═════ Records supplied ═════

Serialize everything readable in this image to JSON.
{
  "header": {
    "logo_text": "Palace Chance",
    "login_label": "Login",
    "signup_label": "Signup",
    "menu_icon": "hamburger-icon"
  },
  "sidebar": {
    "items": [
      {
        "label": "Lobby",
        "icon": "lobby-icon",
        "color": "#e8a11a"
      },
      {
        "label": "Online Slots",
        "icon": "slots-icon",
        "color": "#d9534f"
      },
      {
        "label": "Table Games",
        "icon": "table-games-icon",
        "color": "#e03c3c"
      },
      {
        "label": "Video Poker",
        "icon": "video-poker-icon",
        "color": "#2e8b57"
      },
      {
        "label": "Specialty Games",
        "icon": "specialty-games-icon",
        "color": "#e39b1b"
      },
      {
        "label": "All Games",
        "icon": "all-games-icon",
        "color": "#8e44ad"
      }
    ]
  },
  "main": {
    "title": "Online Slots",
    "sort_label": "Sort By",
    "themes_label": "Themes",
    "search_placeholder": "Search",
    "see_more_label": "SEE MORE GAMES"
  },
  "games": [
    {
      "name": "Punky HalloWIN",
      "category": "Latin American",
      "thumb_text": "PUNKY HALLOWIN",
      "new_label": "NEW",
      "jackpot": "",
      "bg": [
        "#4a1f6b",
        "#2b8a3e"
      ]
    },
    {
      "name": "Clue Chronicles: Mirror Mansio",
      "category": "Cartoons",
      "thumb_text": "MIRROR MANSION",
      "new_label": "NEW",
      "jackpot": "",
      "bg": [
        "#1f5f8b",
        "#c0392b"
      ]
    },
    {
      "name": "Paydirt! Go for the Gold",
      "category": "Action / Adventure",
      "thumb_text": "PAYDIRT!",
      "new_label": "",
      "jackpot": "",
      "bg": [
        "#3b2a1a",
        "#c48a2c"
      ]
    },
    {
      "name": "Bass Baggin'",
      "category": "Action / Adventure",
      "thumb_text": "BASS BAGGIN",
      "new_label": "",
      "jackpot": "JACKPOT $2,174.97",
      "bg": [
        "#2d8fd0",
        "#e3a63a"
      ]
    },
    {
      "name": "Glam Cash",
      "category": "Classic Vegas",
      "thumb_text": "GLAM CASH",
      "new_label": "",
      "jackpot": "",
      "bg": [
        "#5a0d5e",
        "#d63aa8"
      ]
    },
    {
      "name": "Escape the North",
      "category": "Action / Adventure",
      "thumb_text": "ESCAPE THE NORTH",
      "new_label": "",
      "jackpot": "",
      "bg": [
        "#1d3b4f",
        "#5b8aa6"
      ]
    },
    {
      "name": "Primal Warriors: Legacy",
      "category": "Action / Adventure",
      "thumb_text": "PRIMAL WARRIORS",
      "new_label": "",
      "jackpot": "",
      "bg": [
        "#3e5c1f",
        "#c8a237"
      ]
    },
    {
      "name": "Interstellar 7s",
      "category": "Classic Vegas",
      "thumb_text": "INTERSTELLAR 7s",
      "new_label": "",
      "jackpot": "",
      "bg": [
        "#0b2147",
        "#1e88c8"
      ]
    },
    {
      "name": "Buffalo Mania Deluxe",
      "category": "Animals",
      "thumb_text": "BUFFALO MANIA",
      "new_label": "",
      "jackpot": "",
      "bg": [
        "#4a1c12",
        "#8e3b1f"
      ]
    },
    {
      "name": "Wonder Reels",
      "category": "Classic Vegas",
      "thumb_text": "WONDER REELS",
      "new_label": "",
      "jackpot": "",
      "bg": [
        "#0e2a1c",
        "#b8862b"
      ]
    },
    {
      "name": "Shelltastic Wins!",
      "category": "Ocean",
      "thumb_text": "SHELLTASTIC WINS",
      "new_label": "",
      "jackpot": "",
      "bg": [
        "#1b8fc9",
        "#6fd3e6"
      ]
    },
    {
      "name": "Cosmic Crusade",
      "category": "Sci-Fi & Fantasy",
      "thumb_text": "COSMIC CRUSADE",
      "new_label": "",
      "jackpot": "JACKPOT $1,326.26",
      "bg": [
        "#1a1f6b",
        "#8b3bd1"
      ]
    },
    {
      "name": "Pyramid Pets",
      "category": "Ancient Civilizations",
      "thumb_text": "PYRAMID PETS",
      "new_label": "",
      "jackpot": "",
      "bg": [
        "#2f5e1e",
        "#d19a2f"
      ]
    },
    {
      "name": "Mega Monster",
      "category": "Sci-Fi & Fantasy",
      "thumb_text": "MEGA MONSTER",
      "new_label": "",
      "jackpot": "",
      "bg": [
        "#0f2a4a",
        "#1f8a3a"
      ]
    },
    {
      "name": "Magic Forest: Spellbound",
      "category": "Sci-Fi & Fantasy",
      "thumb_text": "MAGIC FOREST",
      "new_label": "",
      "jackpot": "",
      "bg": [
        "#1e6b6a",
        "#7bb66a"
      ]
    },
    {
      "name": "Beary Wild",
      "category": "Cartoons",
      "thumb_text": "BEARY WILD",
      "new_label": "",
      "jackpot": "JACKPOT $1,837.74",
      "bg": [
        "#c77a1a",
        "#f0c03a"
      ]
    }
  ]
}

═════

=== Short problem ===
Retype the records above exactly.

=== Correct answer ===
Serialize everything readable in this image to JSON.
{
  "header": {
    "logo_text": "Palace Chance",
    "login_label": "Login",
    "signup_label": "Signup",
    "menu_icon": "hamburger-icon"
  },
  "sidebar": {
    "items": [
      {
        "label": "Lobby",
        "icon": "lobby-icon",
        "color": "#e8a11a"
      },
      {
        "label": "Online Slots",
        "icon": "slots-icon",
        "color": "#d9534f"
      },
      {
        "label": "Table Games",
        "icon": "table-games-icon",
        "color": "#e03c3c"
      },
      {
        "label": "Video Poker",
        "icon": "video-poker-icon",
        "color": "#2e8b57"
      },
      {
        "label": "Specialty Games",
        "icon": "specialty-games-icon",
        "color": "#e39b1b"
      },
      {
        "label": "All Games",
        "icon": "all-games-icon",
        "color": "#8e44ad"
      }
    ]
  },
  "main": {
    "title": "Online Slots",
    "sort_label": "Sort By",
    "themes_label": "Themes",
    "search_placeholder": "Search",
    "see_more_label": "SEE MORE GAMES"
  },
  "games": [
    {
      "name": "Punky HalloWIN",
      "category": "Latin American",
      "thumb_text": "PUNKY HALLOWIN",
      "new_label": "NEW",
      "jackpot": "",
      "bg": [
        "#4a1f6b",
        "#2b8a3e"
      ]
    },
    {
      "name": "Clue Chronicles: Mirror Mansio",
      "category": "Cartoons",
      "thumb_text": "MIRROR MANSION",
      "new_label": "NEW",
      "jackpot": "",
      "bg": [
        "#1f5f8b",
        "#c0392b"
      ]
    },
    {
      "name": "Paydirt! Go for the Gold",
      "category": "Action / Adventure",
      "thumb_text": "PAYDIRT!",
      "new_label": "",
      "jackpot": "",
      "bg": [
        "#3b2a1a",
        "#c48a2c"
      ]
    },
    {
      "name": "Bass Baggin'",
      "category": "Action / Adventure",
      "thumb_text": "BASS BAGGIN",
      "new_label": "",
      "jackpot": "JACKPOT $2,174.97",
      "bg": [
        "#2d8fd0",
        "#e3a63a"
      ]
    },
    {
      "name": "Glam Cash",
      "category": "Classic Vegas",
      "thumb_text": "GLAM CASH",
      "new_label": "",
      "jackpot": "",
      "bg": [
        "#5a0d5e",
        "#d63aa8"
      ]
    },
    {
      "name": "Escape the North",
      "category": "Action / Adventure",
      "thumb_text": "ESCAPE THE NORTH",
      "new_label": "",
      "jackpot": "",
      "bg": [
        "#1d3b4f",
        "#5b8aa6"
      ]
    },
    {
      "name": "Primal Warriors: Legacy",
      "category": "Action / Adventure",
      "thumb_text": "PRIMAL WARRIORS",
      "new_label": "",
      "jackpot": "",
      "bg": [
        "#3e5c1f",
        "#c8a237"
      ]
    },
    {
      "name": "Interstellar 7s",
      "category": "Classic Vegas",
      "thumb_text": "INTERSTELLAR 7s",
      "new_label": "",
      "jackpot": "",
      "bg": [
        "#0b2147",
        "#1e88c8"
      ]
    },
    {
      "name": "Buffalo Mania Deluxe",
      "category": "Animals",
      "thumb_text": "BUFFALO MANIA",
      "new_label": "",
      "jackpot": "",
      "bg": [
        "#4a1c12",
        "#8e3b1f"
      ]
    },
    {
      "name": "Wonder Reels",
      "category": "Classic Vegas",
      "thumb_text": "WONDER REELS",
      "new_label": "",
      "jackpot": "",
      "bg": [
        "#0e2a1c",
        "#b8862b"
      ]
    },
    {
      "name": "Shelltastic Wins!",
      "category": "Ocean",
      "thumb_text": "SHELLTASTIC WINS",
      "new_label": "",
      "jackpot": "",
      "bg": [
        "#1b8fc9",
        "#6fd3e6"
      ]
    },
    {
      "name": "Cosmic Crusade",
      "category": "Sci-Fi & Fantasy",
      "thumb_text": "COSMIC CRUSADE",
      "new_label": "",
      "jackpot": "JACKPOT $1,326.26",
      "bg": [
        "#1a1f6b",
        "#8b3bd1"
      ]
    },
    {
      "name": "Pyramid Pets",
      "category": "Ancient Civilizations",
      "thumb_text": "PYRAMID PETS",
      "new_label": "",
      "jackpot": "",
      "bg": [
        "#2f5e1e",
        "#d19a2f"
      ]
    },
    {
      "name": "Mega Monster",
      "category": "Sci-Fi & Fantasy",
      "thumb_text": "MEGA MONSTER",
      "new_label": "",
      "jackpot": "",
      "bg": [
        "#0f2a4a",
        "#1f8a3a"
      ]
    },
    {
      "name": "Magic Forest: Spellbound",
      "category": "Sci-Fi & Fantasy",
      "thumb_text": "MAGIC FOREST",
      "new_label": "",
      "jackpot": "",
      "bg": [
        "#1e6b6a",
        "#7bb66a"
      ]
    },
    {
      "name": "Beary Wild",
      "category": "Cartoons",
      "thumb_text": "BEARY WILD",
      "new_label": "",
      "jackpot": "JACKPOT $1,837.74",
      "bg": [
        "#c77a1a",
        "#f0c03a"
      ]
    }
  ]
}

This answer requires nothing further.